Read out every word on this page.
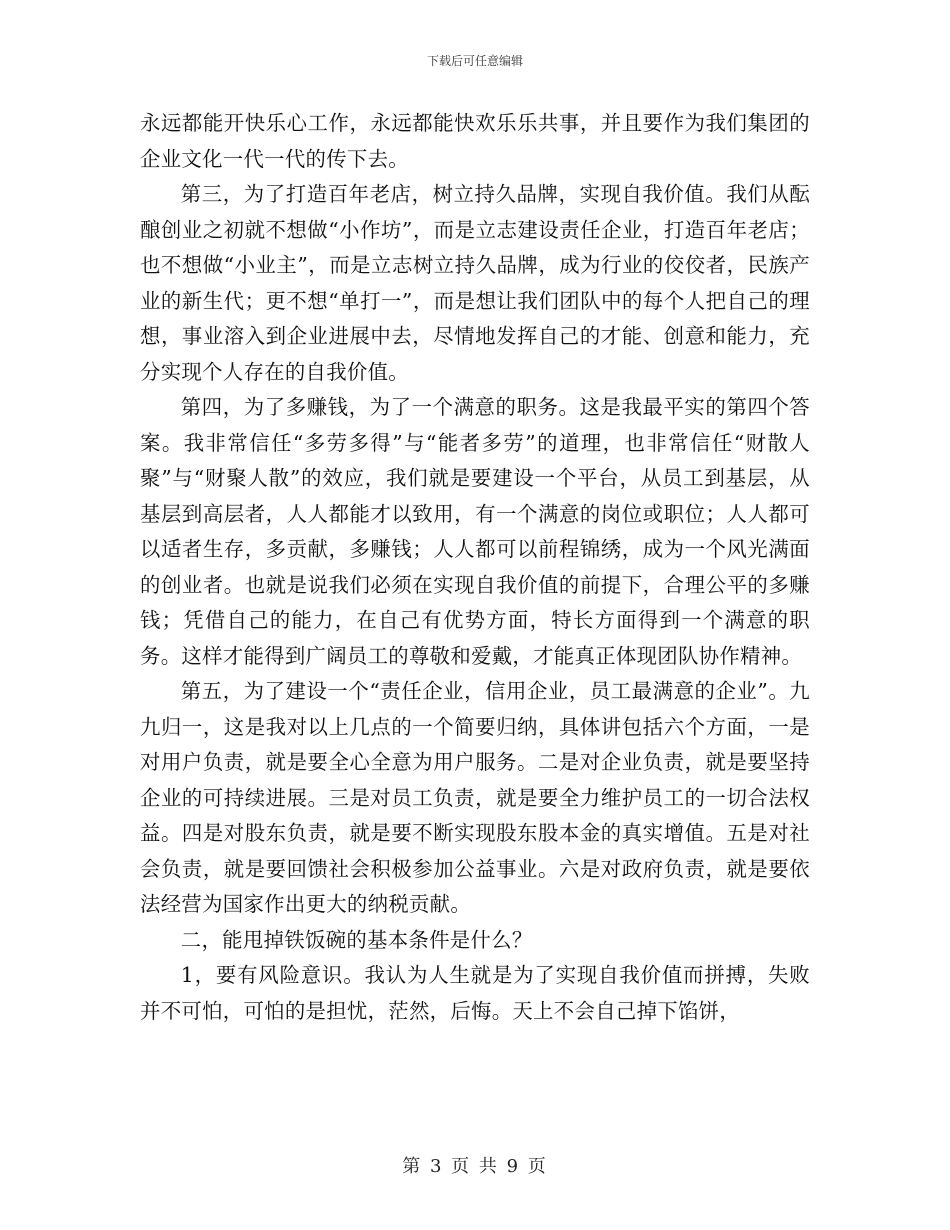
下载后可任意编辑

永远都能开快乐心工作，永远都能快欢乐乐共事，并且要作为我们集团的企业文化一代一代的传下去。

第三，为了打造百年老店，树立持久品牌，实现自我价值。我们从酝酿创业之初就不想做“小作坊”，而是立志建设责任企业，打造百年老店；也不想做“小业主”，而是立志树立持久品牌，成为行业的佼佼者，民族产业的新生代；更不想“单打一”，而是想让我们团队中的每个人把自己的理想，事业溶入到企业进展中去，尽情地发挥自己的才能、创意和能力，充分实现个人存在的自我价值。

第四，为了多赚钱，为了一个满意的职务。这是我最平实的第四个答案。我非常信任“多劳多得”与“能者多劳”的道理，也非常信任“财散人聚”与“财聚人散”的效应，我们就是要建设一个平台，从员工到基层，从基层到高层者，人人都能才以致用，有一个满意的岗位或职位；人人都可以适者生存，多贡献，多赚钱；人人都可以前程锦绣，成为一个风光满面的创业者。也就是说我们必须在实现自我价值的前提下，合理公平的多赚钱；凭借自己的能力，在自己有优势方面，特长方面得到一个满意的职务。这样才能得到广阔员工的尊敬和爱戴，才能真正体现团队协作精神。

第五，为了建设一个“责任企业，信用企业，员工最满意的企业”。九九归一，这是我对以上几点的一个简要归纳，具体讲包括六个方面，一是对用户负责，就是要全心全意为用户服务。二是对企业负责，就是要坚持企业的可持续进展。三是对员工负责，就是要全力维护员工的一切合法权益。四是对股东负责，就是要不断实现股东股本金的真实增值。五是对社会负责，就是要回馈社会积极参加公益事业。六是对政府负责，就是要依法经营为国家作出更大的纳税贡献。

二，能甩掉铁饭碗的基本条件是什么？

1，要有风险意识。我认为人生就是为了实现自我价值而拼搏，失败并不可怕，可怕的是担忧，茫然，后悔。天上不会自己掉下馅饼，

第 3 页 共 9 页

•••

Repeat the listing above exactly, with no pictures.

**REPLY**
Read out every word on this page.
下载后可任意编辑

永远都能开快乐心工作，永远都能快欢乐乐共事，并且要作为我们集团的企业文化一代一代的传下去。

第三，为了打造百年老店，树立持久品牌，实现自我价值。我们从酝酿创业之初就不想做“小作坊”，而是立志建设责任企业，打造百年老店；也不想做“小业主”，而是立志树立持久品牌，成为行业的佼佼者，民族产业的新生代；更不想“单打一”，而是想让我们团队中的每个人把自己的理想，事业溶入到企业进展中去，尽情地发挥自己的才能、创意和能力，充分实现个人存在的自我价值。

第四，为了多赚钱，为了一个满意的职务。这是我最平实的第四个答案。我非常信任“多劳多得”与“能者多劳”的道理，也非常信任“财散人聚”与“财聚人散”的效应，我们就是要建设一个平台，从员工到基层，从基层到高层者，人人都能才以致用，有一个满意的岗位或职位；人人都可以适者生存，多贡献，多赚钱；人人都可以前程锦绣，成为一个风光满面的创业者。也就是说我们必须在实现自我价值的前提下，合理公平的多赚钱；凭借自己的能力，在自己有优势方面，特长方面得到一个满意的职务。这样才能得到广阔员工的尊敬和爱戴，才能真正体现团队协作精神。

第五，为了建设一个“责任企业，信用企业，员工最满意的企业”。九九归一，这是我对以上几点的一个简要归纳，具体讲包括六个方面，一是对用户负责，就是要全心全意为用户服务。二是对企业负责，就是要坚持企业的可持续进展。三是对员工负责，就是要全力维护员工的一切合法权益。四是对股东负责，就是要不断实现股东股本金的真实增值。五是对社会负责，就是要回馈社会积极参加公益事业。六是对政府负责，就是要依法经营为国家作出更大的纳税贡献。

二，能甩掉铁饭碗的基本条件是什么？

1，要有风险意识。我认为人生就是为了实现自我价值而拼搏，失败并不可怕，可怕的是担忧，茫然，后悔。天上不会自己掉下馅饼，

第 3 页 共 9 页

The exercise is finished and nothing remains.